_TUGAS WAJIB_
[1] Tentukan apakah pernyataan (a), (b), dan (c) berikut sesuai dengan kutipan tentang konsultasi kerakyatan. Jawab ya atau tidak untuk masing-masing, disertai kata-kata penentu dari kutipan yang dikutip tanpa perubahan: (a) Referendum yang dipraktekkan Frente Amplio berlangsung pada 8 Desember 2002. (b) Bung Karno jarang mengunjungi rakyat kecil. (c) Frente Amplio adalah front dan gerakan sosial di Uruguay.
[2] Tuliskan ulang tanpa perubahan seluruh bagian kutipan tentang konsultasi kerakyatan, mulai dari "Menurut saya, metode" terus ke bawah sampai "untuk membangkitkan rakyat.".

_KUTIPAN TEKS_
+ + + + +
Kedua, kita bisa memblokir atau memangkas jangkauan media mainstream, yang cenderung memanipulasi dan menipu rakyat. Melalui konsultasi, yaitu mengunjungi rakyat dari pintu ke pintu, kita bisa mematahkan propaganda borjuis di balik pintu rakyat.
Ketiga, cara-cara seperti ini, kendati tidak mau diakui dalam Undang-undang negara saat ini, tetapi tetap legitimate. Bahkan, kalau saya tidak salah, UUD 1945 pasca proklamasi memberi sinyalemen mengenai perlunya referendum dengan rakyat. Ini adalah jalur membalikkan keadaan secara konstitusional.
Konsultasi kerakyatan juga punya manfaat positif sangat banyak bagi kaum pergerakan, seperti pendidikan politik kerakyatan, pengorganisasian basis, konsolidasi dukungan electoral, dan potensi mobilisasi di masa depan.
Frente Amplio, front multi-kiri dan gerakan sosial di Uruguay, sangat sukses ketika menggunakan model konsultasi kerakyatan ini untuk pembangunan kekuatan. Ini dipraktekkan Frente Amplio dalam referendum pada 8 Desember 2002, yang mencoba memutuskan apakah mencabut atau mendukung UU yang membolehkan kemitraan perusahaan minyak negara dengan asing. Frente Amplio berhasil mengumpulkan 700.000 tandangan yang diperlukan.
Berbarengan dengan proses menggalang petisi itu, ada krisis kuat yang mulai melemahkan rejim neoliberal di Uruguay, sehingga semakin memberi kesempatan untuk menjadi penolakan terhada rejim dan memotivasi rakyat untuk bangkit.
Pembangunan Kekuatan dan Penyadaran
Bung Karno pernah mengatakan, “Dan jikalau kita bergerak, maka haruslah selamanya kita ingat, bahwa cita-cita kita dapat terkabul, selama kita belum mempunyai kekuasaan yang perlu untuk mendesakkan terkabulnya cita-cita itu.” Ya, jalan untuk menciptakan kekuasaan itu adalah dengan membikin kuasa (machtsvorming).
Menurut saya, metode konsultasi kepada rakyat adalah bagian dari machtvorming, seperti yang dimaksudkan oleh Bung Karno. Bung Karno pun tidak jarang mengunjungi rakyat kecil, kaum marhaen, untuk berdiskusi dan mengetahui keinginan mereka. Bung Karno tidak pernah berhenti melakukan tournee ke berbagai tempat, dari rumah ke rumah, untuk membangkitkan rakyat.
+ + + + +
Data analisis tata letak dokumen
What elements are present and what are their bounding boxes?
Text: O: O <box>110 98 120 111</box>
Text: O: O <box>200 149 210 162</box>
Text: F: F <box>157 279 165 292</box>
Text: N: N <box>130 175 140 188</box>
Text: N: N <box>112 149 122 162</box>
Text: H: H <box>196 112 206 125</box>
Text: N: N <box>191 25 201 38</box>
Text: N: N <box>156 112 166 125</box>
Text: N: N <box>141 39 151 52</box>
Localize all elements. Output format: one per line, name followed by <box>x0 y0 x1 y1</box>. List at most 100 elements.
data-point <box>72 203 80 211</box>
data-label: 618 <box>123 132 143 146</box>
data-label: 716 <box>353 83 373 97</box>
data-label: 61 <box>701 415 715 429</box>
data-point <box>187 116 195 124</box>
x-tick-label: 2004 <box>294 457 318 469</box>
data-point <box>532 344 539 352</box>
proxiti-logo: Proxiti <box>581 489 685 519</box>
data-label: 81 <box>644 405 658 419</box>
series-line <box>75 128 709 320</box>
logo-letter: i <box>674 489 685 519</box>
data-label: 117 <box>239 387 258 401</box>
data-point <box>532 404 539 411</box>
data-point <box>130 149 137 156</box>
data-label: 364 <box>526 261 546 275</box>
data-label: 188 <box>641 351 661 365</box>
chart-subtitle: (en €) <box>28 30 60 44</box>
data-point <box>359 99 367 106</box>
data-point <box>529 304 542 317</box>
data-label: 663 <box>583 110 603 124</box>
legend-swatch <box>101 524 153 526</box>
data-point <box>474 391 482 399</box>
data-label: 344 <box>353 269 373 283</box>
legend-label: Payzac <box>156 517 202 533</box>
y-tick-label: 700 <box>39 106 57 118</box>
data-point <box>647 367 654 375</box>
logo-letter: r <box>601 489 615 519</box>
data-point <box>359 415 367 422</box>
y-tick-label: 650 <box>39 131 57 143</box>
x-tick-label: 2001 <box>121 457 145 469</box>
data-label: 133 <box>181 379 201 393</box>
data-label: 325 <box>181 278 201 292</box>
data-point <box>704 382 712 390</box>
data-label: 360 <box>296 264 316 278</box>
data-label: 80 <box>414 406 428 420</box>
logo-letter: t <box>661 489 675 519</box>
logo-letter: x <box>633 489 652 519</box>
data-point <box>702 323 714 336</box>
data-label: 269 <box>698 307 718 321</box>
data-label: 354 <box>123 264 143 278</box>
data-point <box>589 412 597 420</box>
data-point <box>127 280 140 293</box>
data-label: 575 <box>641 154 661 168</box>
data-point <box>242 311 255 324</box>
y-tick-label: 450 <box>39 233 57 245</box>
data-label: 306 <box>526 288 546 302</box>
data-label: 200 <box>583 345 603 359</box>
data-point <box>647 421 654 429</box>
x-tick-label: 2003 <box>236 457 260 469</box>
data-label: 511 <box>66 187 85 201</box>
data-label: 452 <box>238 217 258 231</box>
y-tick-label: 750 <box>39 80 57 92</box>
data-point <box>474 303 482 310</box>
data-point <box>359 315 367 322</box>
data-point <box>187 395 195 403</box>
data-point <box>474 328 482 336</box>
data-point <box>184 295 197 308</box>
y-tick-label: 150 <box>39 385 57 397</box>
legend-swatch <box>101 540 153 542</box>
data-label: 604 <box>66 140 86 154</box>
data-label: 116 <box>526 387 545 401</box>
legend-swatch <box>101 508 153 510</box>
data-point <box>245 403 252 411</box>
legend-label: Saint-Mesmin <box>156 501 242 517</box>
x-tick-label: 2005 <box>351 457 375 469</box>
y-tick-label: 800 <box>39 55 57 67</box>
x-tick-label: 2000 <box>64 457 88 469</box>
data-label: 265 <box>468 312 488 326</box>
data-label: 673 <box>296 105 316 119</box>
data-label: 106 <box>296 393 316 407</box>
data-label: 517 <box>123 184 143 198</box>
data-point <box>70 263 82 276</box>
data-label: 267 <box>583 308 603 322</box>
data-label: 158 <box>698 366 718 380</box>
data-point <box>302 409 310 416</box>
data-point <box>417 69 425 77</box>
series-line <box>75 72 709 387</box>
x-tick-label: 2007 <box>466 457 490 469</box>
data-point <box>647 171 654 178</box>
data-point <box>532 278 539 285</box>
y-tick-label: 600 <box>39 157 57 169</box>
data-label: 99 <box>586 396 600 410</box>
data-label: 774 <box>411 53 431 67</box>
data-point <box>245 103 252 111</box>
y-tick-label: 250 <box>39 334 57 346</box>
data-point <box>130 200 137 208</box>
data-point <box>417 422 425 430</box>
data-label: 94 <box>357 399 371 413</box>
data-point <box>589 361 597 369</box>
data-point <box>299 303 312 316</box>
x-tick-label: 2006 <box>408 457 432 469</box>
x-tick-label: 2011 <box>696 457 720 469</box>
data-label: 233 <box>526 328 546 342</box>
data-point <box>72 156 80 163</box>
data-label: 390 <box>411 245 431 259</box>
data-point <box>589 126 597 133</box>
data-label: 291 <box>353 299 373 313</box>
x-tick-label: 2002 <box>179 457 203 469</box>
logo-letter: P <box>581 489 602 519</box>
+ + + + +
_DAFTAR JAWABAN_
[1]
(a) Ya: "dalam referendum pada 8 Desember 2002".
(b) Tidak: "Bung Karno pun tidak jarang mengunjungi rakyat kecil".
(c) Ya: "front multi-kiri dan gerakan sosial di Uruguay".

[2]
Menurut saya, metode konsultasi kepada rakyat adalah bagian dari machtvorming, seperti yang dimaksudkan oleh Bung Karno. Bung Karno pun tidak jarang mengunjungi rakyat kecil, kaum marhaen, untuk berdiskusi dan mengetahui keinginan mereka. Bung Karno tidak pernah berhenti melakukan tournee ke berbagai tempat, dari rumah ke rumah, untuk membangkitkan rakyat.